Problem requirements. Repeat every line of the data exactly, but not the pictures.

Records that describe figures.

§ §

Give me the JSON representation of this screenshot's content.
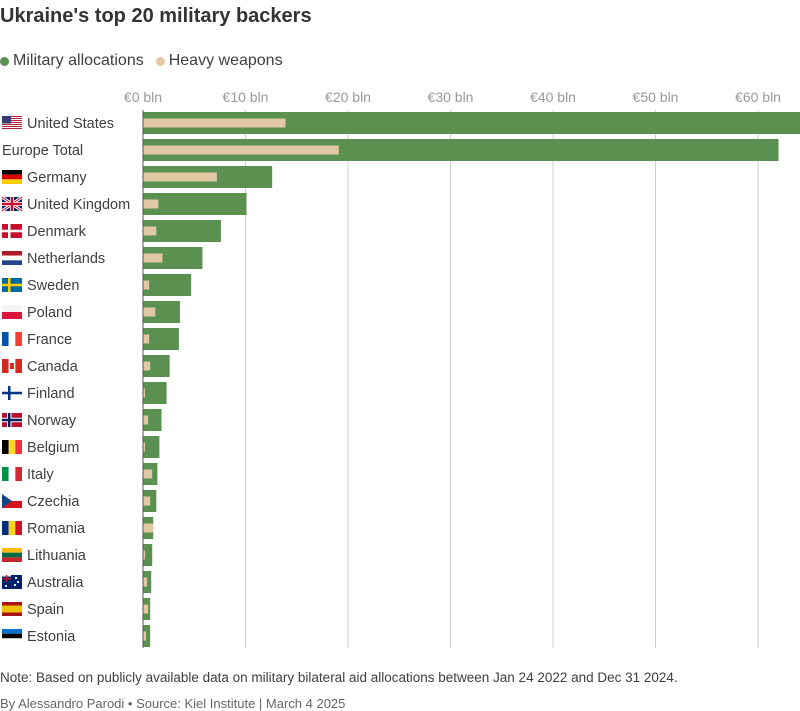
{
  "title": "Ukraine's top 20 military backers",
  "legend": [
    {
      "label": "Military allocations",
      "color": "#5a9150"
    },
    {
      "label": "Heavy weapons",
      "color": "#e0c9a4"
    }
  ],
  "note": "Note: Based on publicly available data on military bilateral aid allocations between Jan 24 2022 and Dec 31 2024.",
  "byline": "By Alessandro Parodi • Source: Kiel Institute | March 4 2025",
  "chart_data": {
    "type": "bar",
    "orientation": "horizontal",
    "xlim": [
      0,
      64
    ],
    "xticks": [
      0,
      10,
      20,
      30,
      40,
      50,
      60
    ],
    "xtick_labels": [
      "€0 bln",
      "€10 bln",
      "€20 bln",
      "€30 bln",
      "€40 bln",
      "€50 bln",
      "€60 bln"
    ],
    "grid": true,
    "categories": [
      "United States",
      "Europe Total",
      "Germany",
      "United Kingdom",
      "Denmark",
      "Netherlands",
      "Sweden",
      "Poland",
      "France",
      "Canada",
      "Finland",
      "Norway",
      "Belgium",
      "Italy",
      "Czechia",
      "Romania",
      "Lithuania",
      "Australia",
      "Spain",
      "Estonia"
    ],
    "flags": [
      "us",
      "",
      "de",
      "gb",
      "dk",
      "nl",
      "se",
      "pl",
      "fr",
      "ca",
      "fi",
      "no",
      "be",
      "it",
      "cz",
      "ro",
      "lt",
      "au",
      "es",
      "ee"
    ],
    "series": [
      {
        "name": "Military allocations",
        "color": "#5a9150",
        "values": [
          64.1,
          62.0,
          12.6,
          10.1,
          7.6,
          5.8,
          4.7,
          3.6,
          3.5,
          2.6,
          2.3,
          1.8,
          1.6,
          1.4,
          1.3,
          1.0,
          0.9,
          0.8,
          0.7,
          0.7
        ]
      },
      {
        "name": "Heavy weapons",
        "color": "#e0c9a4",
        "values": [
          13.9,
          19.1,
          7.2,
          1.5,
          1.3,
          1.9,
          0.6,
          1.2,
          0.6,
          0.7,
          0.2,
          0.5,
          0.2,
          0.9,
          0.7,
          1.0,
          0.2,
          0.4,
          0.5,
          0.3
        ]
      }
    ]
  }
}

§ §

Solution to the exercise.
Give me the JSON representation of this screenshot's content.
{
  "title": "Ukraine's top 20 military backers",
  "legend": [
    {
      "label": "Military allocations",
      "color": "#5a9150"
    },
    {
      "label": "Heavy weapons",
      "color": "#e0c9a4"
    }
  ],
  "note": "Note: Based on publicly available data on military bilateral aid allocations between Jan 24 2022 and Dec 31 2024.",
  "byline": "By Alessandro Parodi • Source: Kiel Institute | March 4 2025",
  "chart_data": {
    "type": "bar",
    "orientation": "horizontal",
    "xlim": [
      0,
      64
    ],
    "xticks": [
      0,
      10,
      20,
      30,
      40,
      50,
      60
    ],
    "xtick_labels": [
      "€0 bln",
      "€10 bln",
      "€20 bln",
      "€30 bln",
      "€40 bln",
      "€50 bln",
      "€60 bln"
    ],
    "grid": true,
    "categories": [
      "United States",
      "Europe Total",
      "Germany",
      "United Kingdom",
      "Denmark",
      "Netherlands",
      "Sweden",
      "Poland",
      "France",
      "Canada",
      "Finland",
      "Norway",
      "Belgium",
      "Italy",
      "Czechia",
      "Romania",
      "Lithuania",
      "Australia",
      "Spain",
      "Estonia"
    ],
    "flags": [
      "us",
      "",
      "de",
      "gb",
      "dk",
      "nl",
      "se",
      "pl",
      "fr",
      "ca",
      "fi",
      "no",
      "be",
      "it",
      "cz",
      "ro",
      "lt",
      "au",
      "es",
      "ee"
    ],
    "series": [
      {
        "name": "Military allocations",
        "color": "#5a9150",
        "values": [
          64.1,
          62.0,
          12.6,
          10.1,
          7.6,
          5.8,
          4.7,
          3.6,
          3.5,
          2.6,
          2.3,
          1.8,
          1.6,
          1.4,
          1.3,
          1.0,
          0.9,
          0.8,
          0.7,
          0.7
        ]
      },
      {
        "name": "Heavy weapons",
        "color": "#e0c9a4",
        "values": [
          13.9,
          19.1,
          7.2,
          1.5,
          1.3,
          1.9,
          0.6,
          1.2,
          0.6,
          0.7,
          0.2,
          0.5,
          0.2,
          0.9,
          0.7,
          1.0,
          0.2,
          0.4,
          0.5,
          0.3
        ]
      }
    ]
  }
}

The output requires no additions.